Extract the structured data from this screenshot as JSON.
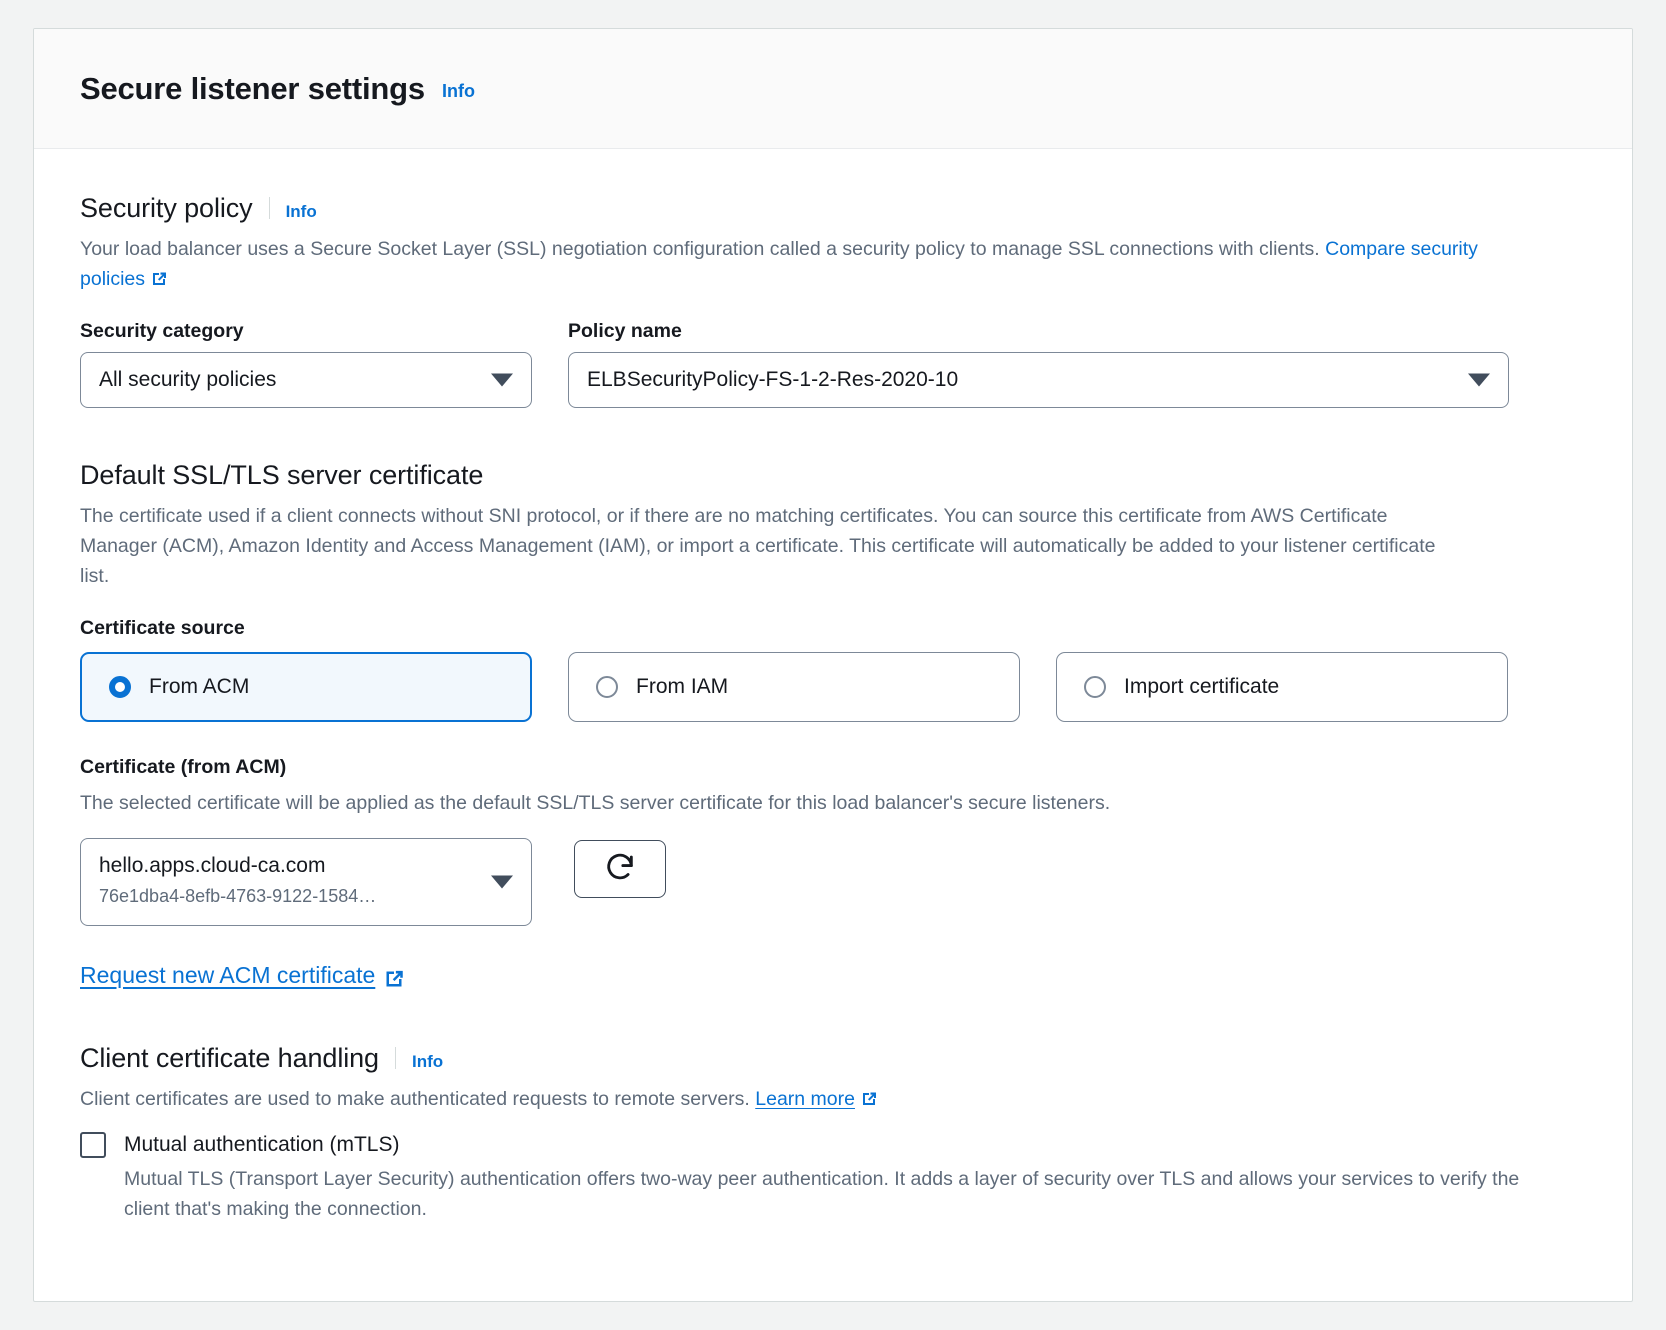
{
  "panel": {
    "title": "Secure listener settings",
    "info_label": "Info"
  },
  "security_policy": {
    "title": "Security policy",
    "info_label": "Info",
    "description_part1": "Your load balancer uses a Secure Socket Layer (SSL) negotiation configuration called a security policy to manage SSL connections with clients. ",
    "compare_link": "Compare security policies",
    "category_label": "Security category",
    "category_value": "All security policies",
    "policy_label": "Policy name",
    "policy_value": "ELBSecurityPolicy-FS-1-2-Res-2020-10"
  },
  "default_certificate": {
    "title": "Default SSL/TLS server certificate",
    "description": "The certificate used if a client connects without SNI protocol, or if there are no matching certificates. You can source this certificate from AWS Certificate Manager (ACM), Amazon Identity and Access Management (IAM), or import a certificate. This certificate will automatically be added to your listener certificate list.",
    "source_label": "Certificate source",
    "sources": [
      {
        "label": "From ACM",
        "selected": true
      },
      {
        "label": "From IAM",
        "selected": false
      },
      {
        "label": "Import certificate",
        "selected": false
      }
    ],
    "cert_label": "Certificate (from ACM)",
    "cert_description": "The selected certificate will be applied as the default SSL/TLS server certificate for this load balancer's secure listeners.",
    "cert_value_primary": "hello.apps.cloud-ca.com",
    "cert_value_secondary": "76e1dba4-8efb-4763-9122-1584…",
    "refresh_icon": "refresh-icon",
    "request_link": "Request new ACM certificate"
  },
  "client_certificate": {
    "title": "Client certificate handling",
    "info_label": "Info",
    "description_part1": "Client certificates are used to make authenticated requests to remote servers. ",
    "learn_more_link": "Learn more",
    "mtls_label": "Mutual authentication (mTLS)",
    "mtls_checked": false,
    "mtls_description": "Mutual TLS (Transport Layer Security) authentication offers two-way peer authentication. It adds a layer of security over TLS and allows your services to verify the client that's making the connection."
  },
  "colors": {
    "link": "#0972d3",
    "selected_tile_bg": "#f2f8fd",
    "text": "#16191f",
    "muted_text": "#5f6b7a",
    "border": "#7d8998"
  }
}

---

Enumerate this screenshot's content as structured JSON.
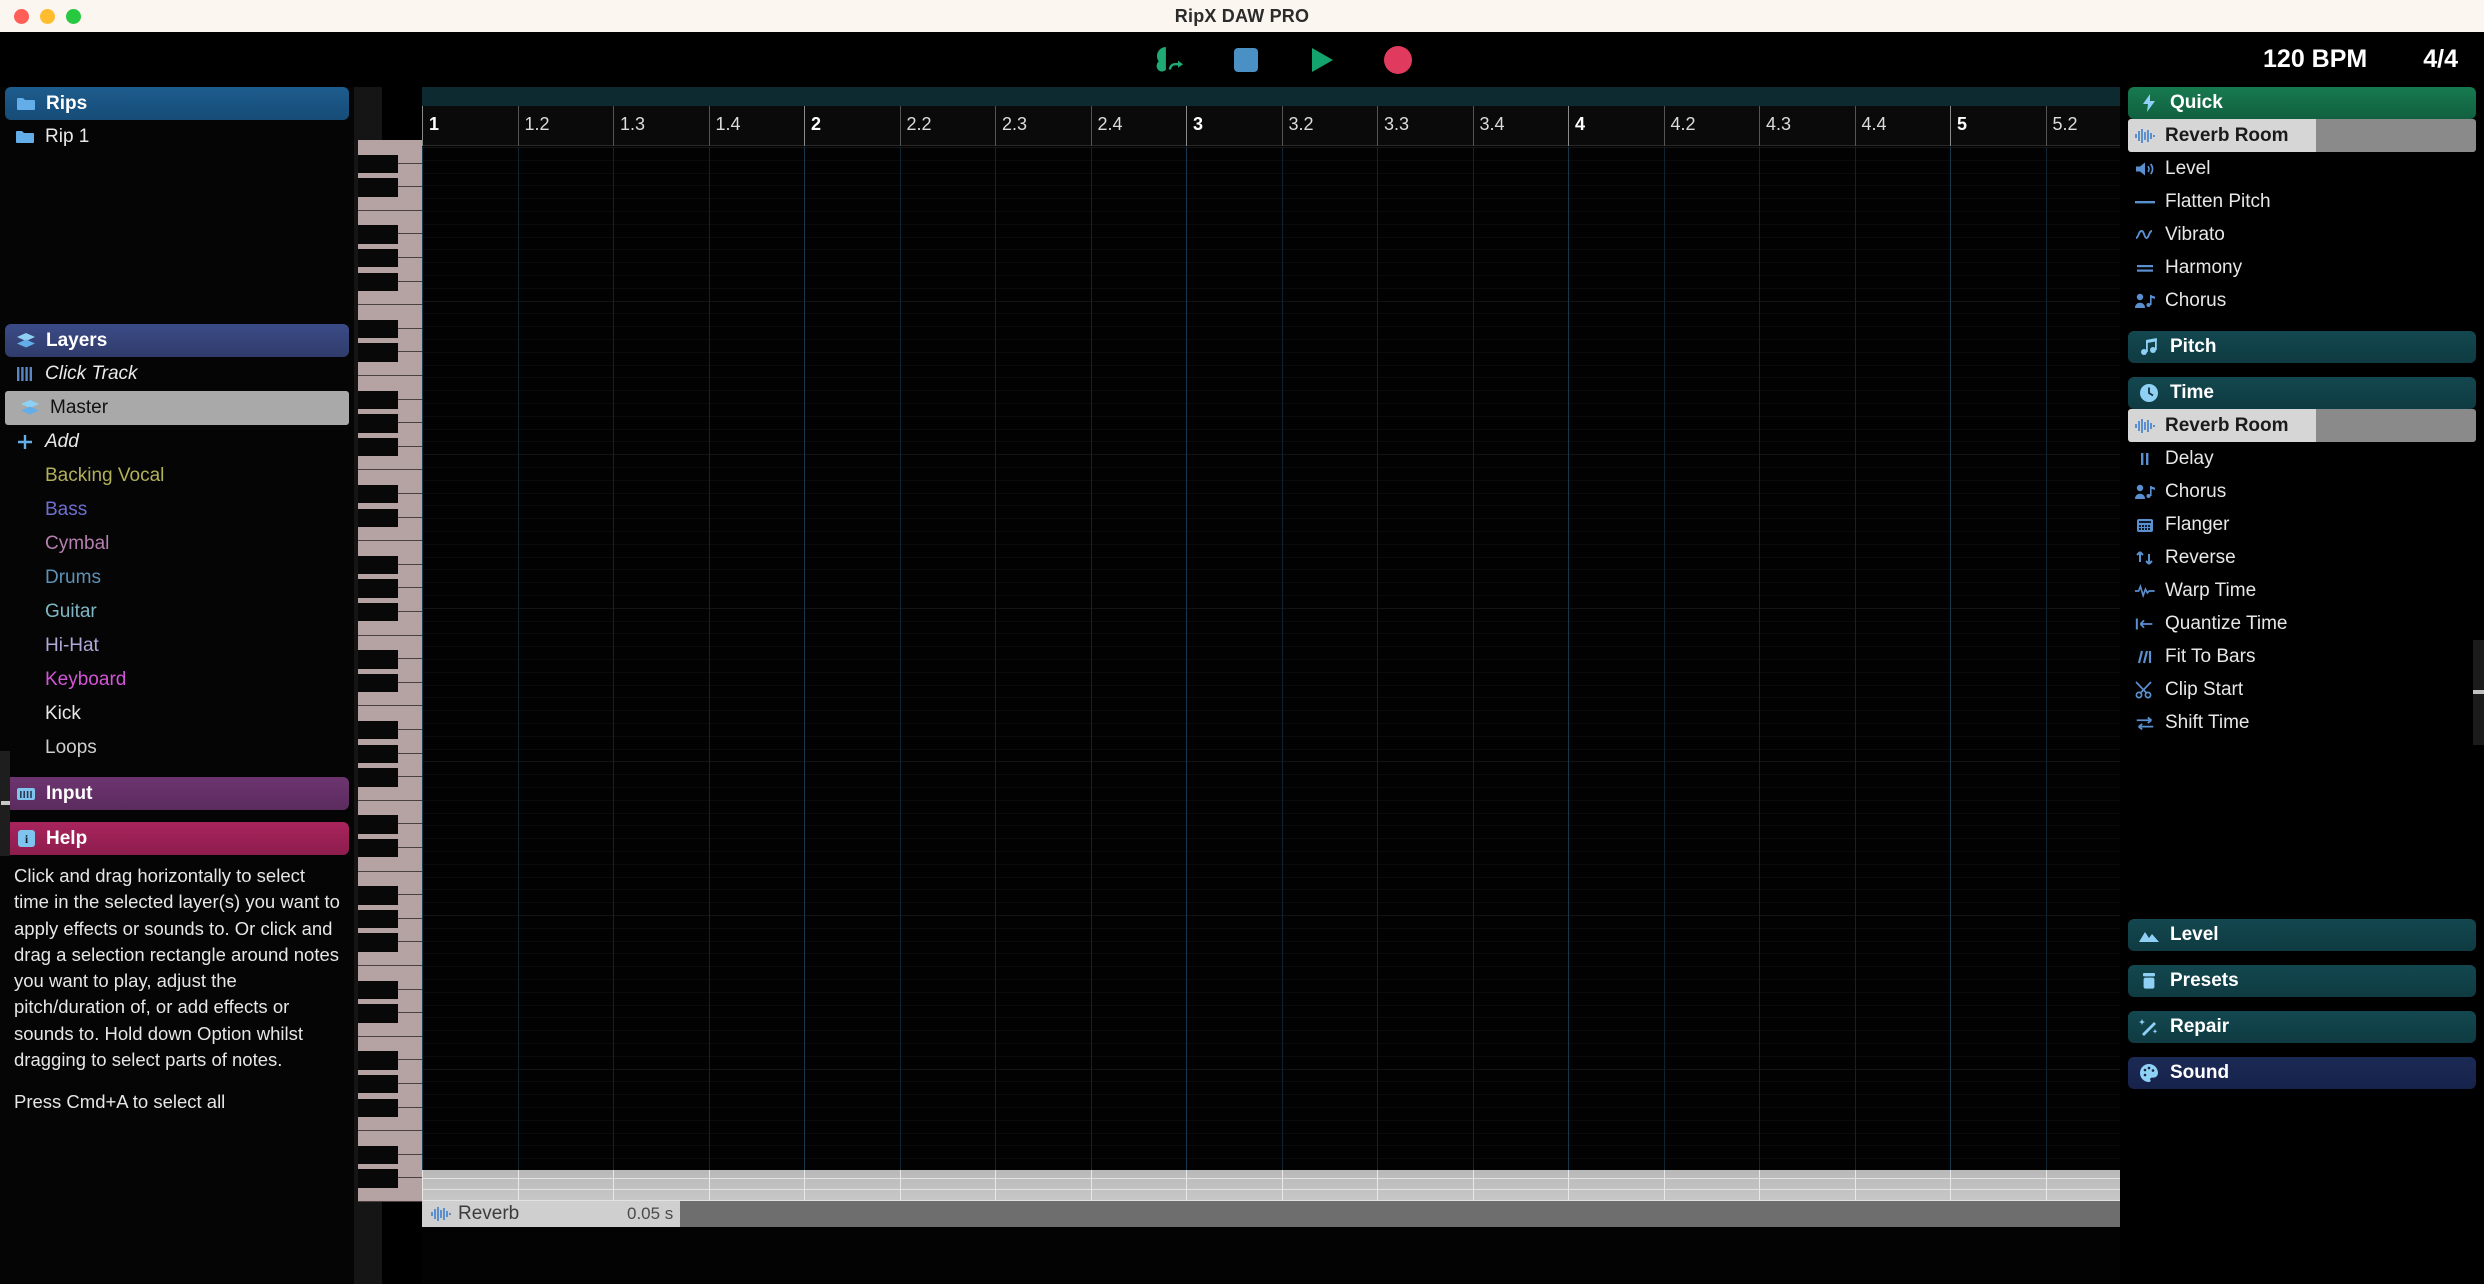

...

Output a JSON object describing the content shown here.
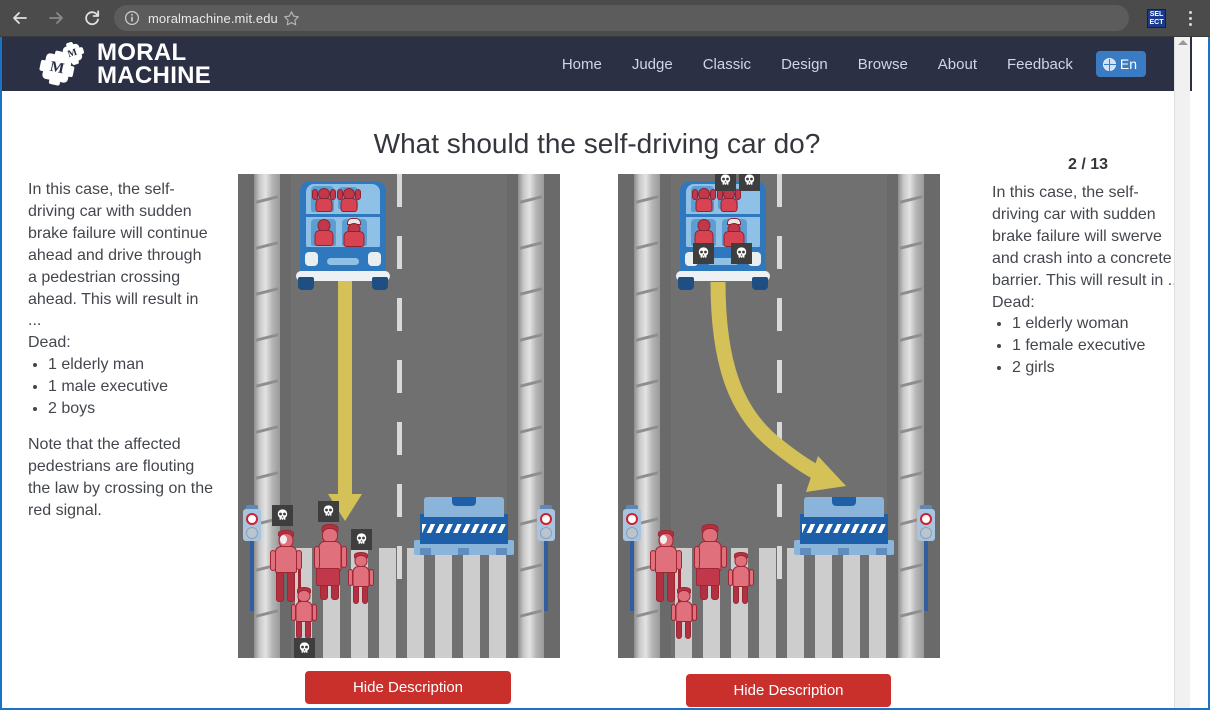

§ **Task requirements**
Only lines holding the string "content" are wanted; gather each one from the entries above.

§ **Right answer**
Enumerate this screenshot's content as structured JSON.
Output a JSON object describing the content shown here.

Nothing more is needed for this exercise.